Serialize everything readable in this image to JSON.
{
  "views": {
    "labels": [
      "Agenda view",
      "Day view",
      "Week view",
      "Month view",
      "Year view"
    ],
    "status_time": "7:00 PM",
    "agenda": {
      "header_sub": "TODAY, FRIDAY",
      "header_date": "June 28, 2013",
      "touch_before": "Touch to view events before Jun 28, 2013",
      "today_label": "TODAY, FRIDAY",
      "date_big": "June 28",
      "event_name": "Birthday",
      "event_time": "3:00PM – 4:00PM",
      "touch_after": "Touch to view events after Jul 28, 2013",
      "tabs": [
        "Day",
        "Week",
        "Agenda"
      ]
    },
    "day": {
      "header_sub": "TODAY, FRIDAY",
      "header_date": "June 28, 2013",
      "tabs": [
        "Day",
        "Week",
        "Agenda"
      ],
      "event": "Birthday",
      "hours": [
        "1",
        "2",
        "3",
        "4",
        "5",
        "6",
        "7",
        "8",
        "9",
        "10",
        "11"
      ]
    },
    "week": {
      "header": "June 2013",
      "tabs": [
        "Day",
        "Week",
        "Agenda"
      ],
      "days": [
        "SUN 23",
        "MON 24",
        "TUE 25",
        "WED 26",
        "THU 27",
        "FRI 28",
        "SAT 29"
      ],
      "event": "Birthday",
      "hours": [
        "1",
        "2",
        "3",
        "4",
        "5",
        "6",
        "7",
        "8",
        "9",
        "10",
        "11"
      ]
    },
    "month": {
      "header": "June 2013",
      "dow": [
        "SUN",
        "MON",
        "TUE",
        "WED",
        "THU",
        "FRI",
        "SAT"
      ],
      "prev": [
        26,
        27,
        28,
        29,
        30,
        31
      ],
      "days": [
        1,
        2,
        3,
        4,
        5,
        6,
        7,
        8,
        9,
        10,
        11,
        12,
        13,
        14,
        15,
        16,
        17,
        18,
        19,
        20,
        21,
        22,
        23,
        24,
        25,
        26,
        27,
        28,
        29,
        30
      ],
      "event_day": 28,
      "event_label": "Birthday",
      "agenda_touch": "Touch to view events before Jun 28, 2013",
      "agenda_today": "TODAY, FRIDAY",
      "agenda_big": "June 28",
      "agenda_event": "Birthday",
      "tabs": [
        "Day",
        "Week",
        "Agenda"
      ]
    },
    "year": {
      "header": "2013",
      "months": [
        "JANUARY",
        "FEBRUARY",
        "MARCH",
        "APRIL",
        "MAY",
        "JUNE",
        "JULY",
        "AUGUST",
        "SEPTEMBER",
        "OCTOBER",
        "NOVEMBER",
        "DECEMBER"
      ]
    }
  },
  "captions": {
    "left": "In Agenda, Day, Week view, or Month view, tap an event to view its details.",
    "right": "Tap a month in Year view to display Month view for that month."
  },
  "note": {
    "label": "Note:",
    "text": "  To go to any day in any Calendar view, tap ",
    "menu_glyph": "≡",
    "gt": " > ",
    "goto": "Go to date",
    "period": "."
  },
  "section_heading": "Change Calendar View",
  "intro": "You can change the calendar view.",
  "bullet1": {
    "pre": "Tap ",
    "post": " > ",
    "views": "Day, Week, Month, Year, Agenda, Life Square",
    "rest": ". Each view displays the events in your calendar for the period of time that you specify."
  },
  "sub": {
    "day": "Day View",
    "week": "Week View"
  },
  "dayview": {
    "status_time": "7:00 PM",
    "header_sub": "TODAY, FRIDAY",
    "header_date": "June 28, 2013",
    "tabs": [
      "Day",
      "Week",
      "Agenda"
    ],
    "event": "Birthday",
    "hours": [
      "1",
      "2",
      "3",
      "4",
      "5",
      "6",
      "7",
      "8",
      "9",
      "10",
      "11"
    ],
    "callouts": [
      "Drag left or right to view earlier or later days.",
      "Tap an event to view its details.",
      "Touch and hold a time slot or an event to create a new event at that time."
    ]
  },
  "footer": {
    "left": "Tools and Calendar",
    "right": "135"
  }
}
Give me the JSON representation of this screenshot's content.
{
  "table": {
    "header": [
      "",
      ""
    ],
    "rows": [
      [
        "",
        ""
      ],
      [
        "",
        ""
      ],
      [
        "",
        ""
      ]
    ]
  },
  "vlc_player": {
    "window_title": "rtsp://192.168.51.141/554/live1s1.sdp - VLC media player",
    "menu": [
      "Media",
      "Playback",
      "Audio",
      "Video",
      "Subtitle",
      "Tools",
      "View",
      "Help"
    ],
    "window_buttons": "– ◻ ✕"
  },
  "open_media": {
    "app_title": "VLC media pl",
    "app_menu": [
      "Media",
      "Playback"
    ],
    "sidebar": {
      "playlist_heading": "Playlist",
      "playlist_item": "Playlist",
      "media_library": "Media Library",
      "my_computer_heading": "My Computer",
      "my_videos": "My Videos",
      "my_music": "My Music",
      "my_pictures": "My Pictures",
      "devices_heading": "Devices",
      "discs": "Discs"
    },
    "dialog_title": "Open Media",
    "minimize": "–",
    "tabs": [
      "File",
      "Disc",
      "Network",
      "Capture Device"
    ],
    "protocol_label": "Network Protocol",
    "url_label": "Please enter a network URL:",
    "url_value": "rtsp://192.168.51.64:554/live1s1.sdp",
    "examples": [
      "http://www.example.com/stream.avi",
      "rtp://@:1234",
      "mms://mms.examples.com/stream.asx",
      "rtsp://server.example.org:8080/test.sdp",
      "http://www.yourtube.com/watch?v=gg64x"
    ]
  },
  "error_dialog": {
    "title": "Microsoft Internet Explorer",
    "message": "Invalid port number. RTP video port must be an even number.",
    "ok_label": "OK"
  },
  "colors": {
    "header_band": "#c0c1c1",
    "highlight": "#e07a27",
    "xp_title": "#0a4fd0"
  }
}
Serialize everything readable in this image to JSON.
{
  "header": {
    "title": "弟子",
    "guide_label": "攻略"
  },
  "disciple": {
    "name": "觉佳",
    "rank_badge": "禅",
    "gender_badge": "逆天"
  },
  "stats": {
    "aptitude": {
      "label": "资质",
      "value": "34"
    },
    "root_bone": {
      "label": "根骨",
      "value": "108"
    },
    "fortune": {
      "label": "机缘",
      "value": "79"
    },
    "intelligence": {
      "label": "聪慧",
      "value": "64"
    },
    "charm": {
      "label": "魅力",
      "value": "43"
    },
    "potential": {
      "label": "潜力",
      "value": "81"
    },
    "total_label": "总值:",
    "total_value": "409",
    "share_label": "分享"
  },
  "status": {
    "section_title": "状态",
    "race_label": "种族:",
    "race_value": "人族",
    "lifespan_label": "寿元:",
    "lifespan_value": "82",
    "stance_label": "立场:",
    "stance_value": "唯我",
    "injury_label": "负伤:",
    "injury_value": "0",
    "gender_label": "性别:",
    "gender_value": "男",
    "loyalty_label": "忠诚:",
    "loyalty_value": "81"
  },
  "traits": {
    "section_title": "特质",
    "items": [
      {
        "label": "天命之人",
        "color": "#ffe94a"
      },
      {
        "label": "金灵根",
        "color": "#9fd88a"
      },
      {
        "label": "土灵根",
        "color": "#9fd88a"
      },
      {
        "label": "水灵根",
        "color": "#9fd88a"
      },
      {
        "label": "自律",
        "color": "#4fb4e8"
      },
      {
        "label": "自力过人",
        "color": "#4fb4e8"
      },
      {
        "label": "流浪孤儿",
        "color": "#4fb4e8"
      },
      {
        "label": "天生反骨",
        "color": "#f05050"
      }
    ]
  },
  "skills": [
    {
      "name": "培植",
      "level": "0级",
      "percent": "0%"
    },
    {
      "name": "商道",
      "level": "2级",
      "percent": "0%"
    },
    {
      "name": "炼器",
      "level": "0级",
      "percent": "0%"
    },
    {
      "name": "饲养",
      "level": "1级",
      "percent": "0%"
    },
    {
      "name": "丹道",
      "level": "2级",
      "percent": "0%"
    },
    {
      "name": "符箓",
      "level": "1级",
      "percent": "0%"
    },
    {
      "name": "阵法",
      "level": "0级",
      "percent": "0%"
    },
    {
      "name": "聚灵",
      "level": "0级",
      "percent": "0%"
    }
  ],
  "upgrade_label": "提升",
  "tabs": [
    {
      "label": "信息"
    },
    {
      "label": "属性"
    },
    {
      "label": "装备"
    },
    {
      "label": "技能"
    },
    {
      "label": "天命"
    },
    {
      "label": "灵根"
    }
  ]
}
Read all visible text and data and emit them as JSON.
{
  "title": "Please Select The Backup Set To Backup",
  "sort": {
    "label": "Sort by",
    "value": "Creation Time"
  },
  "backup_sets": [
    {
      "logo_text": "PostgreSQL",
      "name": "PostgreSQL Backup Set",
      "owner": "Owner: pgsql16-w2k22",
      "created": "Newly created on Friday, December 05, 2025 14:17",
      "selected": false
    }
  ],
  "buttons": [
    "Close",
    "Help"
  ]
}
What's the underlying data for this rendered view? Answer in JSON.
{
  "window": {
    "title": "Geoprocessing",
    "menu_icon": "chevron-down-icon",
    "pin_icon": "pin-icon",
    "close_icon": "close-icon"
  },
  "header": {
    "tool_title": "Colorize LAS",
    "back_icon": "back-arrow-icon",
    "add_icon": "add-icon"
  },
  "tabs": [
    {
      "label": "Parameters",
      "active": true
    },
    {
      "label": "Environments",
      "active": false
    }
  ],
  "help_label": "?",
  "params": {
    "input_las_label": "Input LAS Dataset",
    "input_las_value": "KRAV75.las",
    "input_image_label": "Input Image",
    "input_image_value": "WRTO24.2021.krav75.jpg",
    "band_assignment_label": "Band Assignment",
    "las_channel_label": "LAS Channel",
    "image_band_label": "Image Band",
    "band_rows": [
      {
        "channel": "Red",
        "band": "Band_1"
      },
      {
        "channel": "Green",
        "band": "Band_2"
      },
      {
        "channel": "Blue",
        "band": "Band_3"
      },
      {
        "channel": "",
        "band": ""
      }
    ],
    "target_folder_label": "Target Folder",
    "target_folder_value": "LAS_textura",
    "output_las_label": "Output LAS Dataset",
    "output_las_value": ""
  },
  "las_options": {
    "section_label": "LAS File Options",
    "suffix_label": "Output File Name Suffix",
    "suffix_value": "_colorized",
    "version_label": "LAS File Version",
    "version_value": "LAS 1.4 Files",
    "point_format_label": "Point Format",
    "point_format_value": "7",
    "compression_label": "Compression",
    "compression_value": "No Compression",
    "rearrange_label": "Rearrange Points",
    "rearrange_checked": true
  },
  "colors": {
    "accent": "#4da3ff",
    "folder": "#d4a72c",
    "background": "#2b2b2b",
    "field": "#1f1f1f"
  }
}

• WHAT NEEDS TO BE DONE: Search the data for "period". Copy every line that has it.

• FINISHED EXERCISE:
    "period": "."
    "rest": ". Each view displays the events in your calendar for the period of time that you specify."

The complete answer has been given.